* [Exercise description] Only lines with the word "งกฤษ" are needed; collect each of them from the listing below.
begin Source material
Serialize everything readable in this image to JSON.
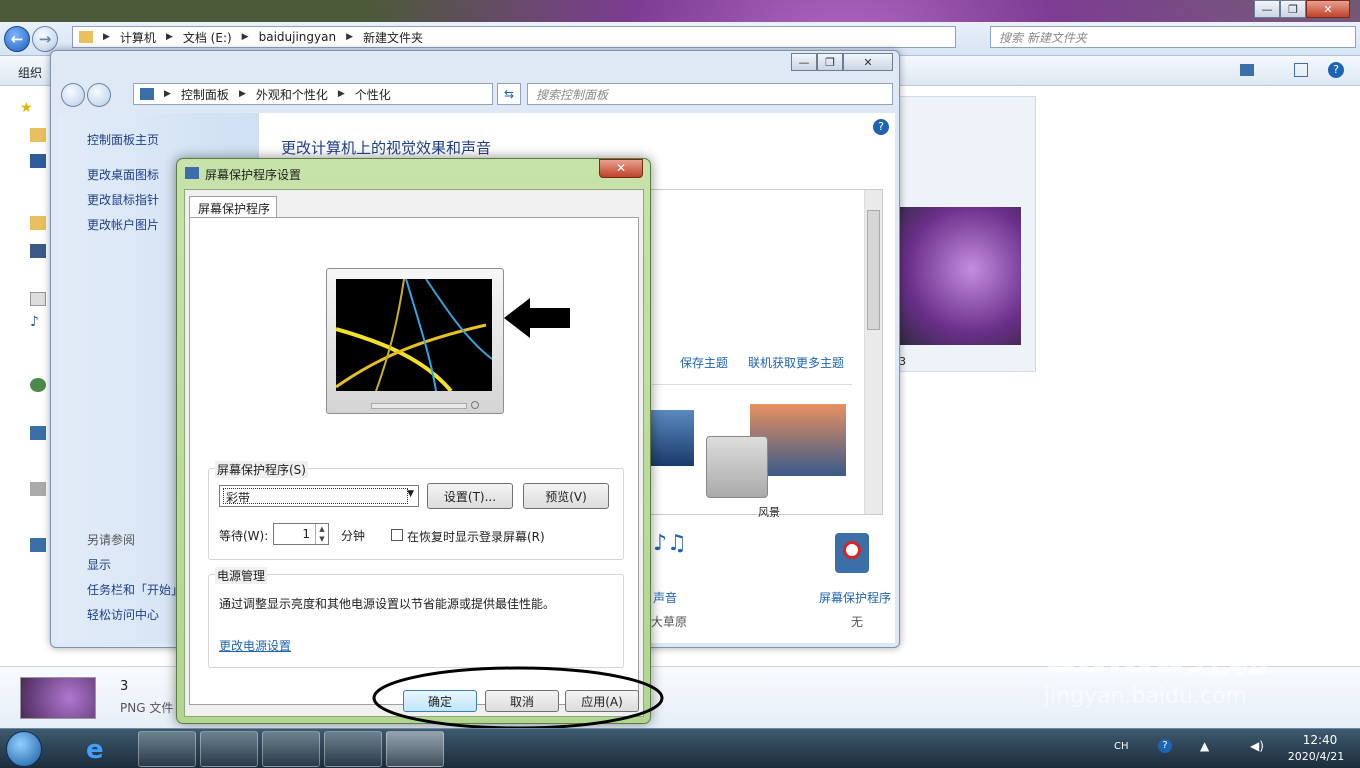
{
  "explorer": {
    "breadcrumb": [
      "计算机",
      "文档 (E:)",
      "baidujingyan",
      "新建文件夹"
    ],
    "search_placeholder": "搜索 新建文件夹",
    "toolbar_organize": "组织",
    "file_name": "3",
    "file_type": "PNG 文件",
    "thumb_label": "3"
  },
  "control_panel": {
    "breadcrumb": [
      "控制面板",
      "外观和个性化",
      "个性化"
    ],
    "search_placeholder": "搜索控制面板",
    "left_links": [
      "控制面板主页",
      "更改桌面图标",
      "更改鼠标指针",
      "更改帐户图片"
    ],
    "see_also_title": "另请参阅",
    "see_also_links": [
      "显示",
      "任务栏和「开始」",
      "轻松访问中心"
    ],
    "heading": "更改计算机上的视觉效果和声音",
    "save_theme": "保存主题",
    "get_more_themes": "联机获取更多主题",
    "theme_partial_label": "风景",
    "sound_label": "声音",
    "sound_value": "大草原",
    "screensaver_label": "屏幕保护程序",
    "screensaver_value": "无"
  },
  "dialog": {
    "title": "屏幕保护程序设置",
    "tab": "屏幕保护程序",
    "group_screensaver": "屏幕保护程序(S)",
    "selected_saver": "彩带",
    "settings_button": "设置(T)...",
    "preview_button": "预览(V)",
    "wait_label": "等待(W):",
    "wait_value": "1",
    "minutes": "分钟",
    "resume_checkbox": "在恢复时显示登录屏幕(R)",
    "group_power": "电源管理",
    "power_text": "通过调整显示亮度和其他电源设置以节省能源或提供最佳性能。",
    "power_link": "更改电源设置",
    "ok": "确定",
    "cancel": "取消",
    "apply": "应用(A)"
  },
  "taskbar": {
    "time": "12:40",
    "date": "2020/4/21",
    "lang": "CH"
  },
  "watermark": {
    "logo": "Baidu经验",
    "url": "jingyan.baidu.com"
  }
}
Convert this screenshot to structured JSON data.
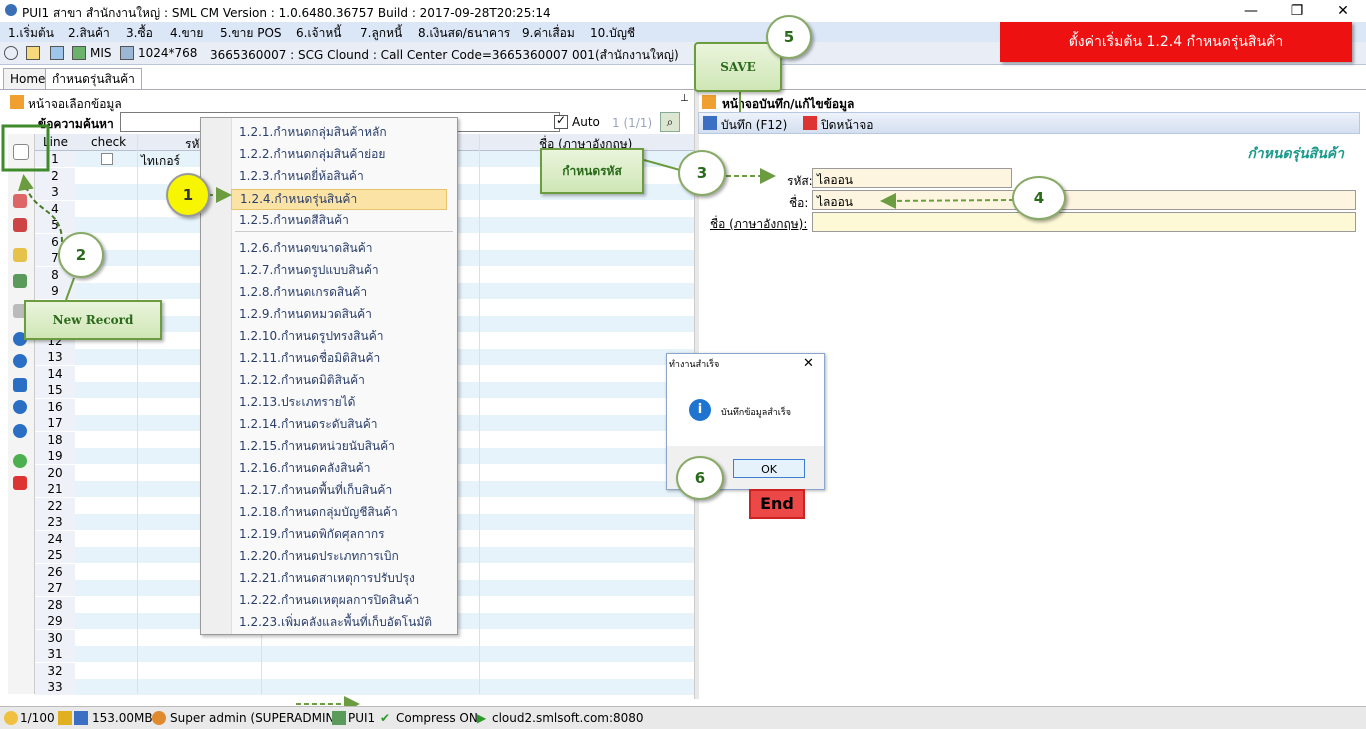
{
  "window": {
    "title": "PUI1 สาขา สำนักงานใหญ่ : SML CM Version : 1.0.6480.36757  Build : 2017-09-28T20:25:14",
    "minimize": "—",
    "restore": "❐",
    "close": "✕"
  },
  "menu": [
    "1.เริ่มต้น",
    "2.สินค้า",
    "3.ซื้อ",
    "4.ขาย",
    "5.ขาย POS",
    "6.เจ้าหนี้",
    "7.ลูกหนี้",
    "8.เงินสด/ธนาคาร",
    "9.ค่าเสื่อม",
    "10.บัญชี"
  ],
  "toolbar": {
    "mis": "MIS",
    "resolution": "1024*768",
    "info": "3665360007 : SCG Clound : Call Center Code=3665360007 001(สำนักงานใหญ่)"
  },
  "tabs": [
    "Home",
    "กำหนดรุ่นสินค้า"
  ],
  "left_panel": {
    "title": "หน้าจอเลือกข้อมูล",
    "search_label": "ข้อความค้นหา",
    "auto_label": "Auto",
    "page_info": "1 (1/1)",
    "columns": [
      "Line",
      "check",
      "รหัส",
      "ชื่อ (ภาษาอังกฤษ)"
    ],
    "first_row_name": "ไทเกอร์",
    "row_numbers": [
      "1",
      "2",
      "3",
      "4",
      "5",
      "6",
      "7",
      "8",
      "9",
      "10",
      "11",
      "12",
      "13",
      "14",
      "15",
      "16",
      "17",
      "18",
      "19",
      "20",
      "21",
      "22",
      "23",
      "24",
      "25",
      "26",
      "27",
      "28",
      "29",
      "30",
      "31",
      "32",
      "33"
    ]
  },
  "dropdown": {
    "items": [
      "1.2.1.กำหนดกลุ่มสินค้าหลัก",
      "1.2.2.กำหนดกลุ่มสินค้าย่อย",
      "1.2.3.กำหนดยี่ห้อสินค้า",
      "1.2.4.กำหนดรุ่นสินค้า",
      "1.2.5.กำหนดสีสินค้า",
      "1.2.6.กำหนดขนาดสินค้า",
      "1.2.7.กำหนดรูปแบบสินค้า",
      "1.2.8.กำหนดเกรดสินค้า",
      "1.2.9.กำหนดหมวดสินค้า",
      "1.2.10.กำหนดรูปทรงสินค้า",
      "1.2.11.กำหนดชื่อมิติสินค้า",
      "1.2.12.กำหนดมิติสินค้า",
      "1.2.13.ประเภทรายได้",
      "1.2.14.กำหนดระดับสินค้า",
      "1.2.15.กำหนดหน่วยนับสินค้า",
      "1.2.16.กำหนดคลังสินค้า",
      "1.2.17.กำหนดพื้นที่เก็บสินค้า",
      "1.2.18.กำหนดกลุ่มบัญชีสินค้า",
      "1.2.19.กำหนดพิกัดศุลกากร",
      "1.2.20.กำหนดประเภทการเบิก",
      "1.2.21.กำหนดสาเหตุการปรับปรุง",
      "1.2.22.กำหนดเหตุผลการปิดสินค้า",
      "1.2.23.เพิ่มคลังและพื้นที่เก็บอัตโนมัติ"
    ],
    "highlighted_index": 3
  },
  "right_panel": {
    "title": "หน้าจอบันทึก/แก้ไขข้อมูล",
    "save_button": "บันทึก (F12)",
    "close_button": "ปิดหน้าจอ",
    "form_title": "กำหนดรุ่นสินค้า",
    "code_label": "รหัส:",
    "code_value": "ไลออน",
    "name_label": "ชื่อ:",
    "name_value": "ไลออน",
    "name_en_label": "ชื่อ (ภาษาอังกฤษ):",
    "name_en_value": ""
  },
  "dialog": {
    "title": "ทำงานสำเร็จ",
    "message": "บันทึกข้อมูลสำเร็จ",
    "ok": "OK"
  },
  "end_button": "End",
  "banner": "ตั้งค่าเริ่มต้น 1.2.4 กำหนดรุ่นสินค้า",
  "annotations": {
    "step1": "1",
    "step2": "2",
    "step3": "3",
    "step4": "4",
    "step5": "5",
    "step6": "6",
    "save_callout": "SAVE",
    "new_record_callout": "New Record",
    "code_callout": "กำหนดรหัส"
  },
  "statusbar": {
    "page": "1/100",
    "memory": "153.00MB",
    "user": "Super admin (SUPERADMIN)",
    "branch": "PUI1",
    "compress": "Compress ON",
    "server": "cloud2.smlsoft.com:8080"
  },
  "colors": {
    "banner": "#ee1111",
    "menu_highlight": "#fbe3a6",
    "callout_green": "#6c9c40",
    "step1_yellow": "#f7f600"
  }
}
end Source material
* [In response]
      "ชื่อ (ภาษาอังกฤษ)"
    "name_en_label": "ชื่อ (ภาษาอังกฤษ):",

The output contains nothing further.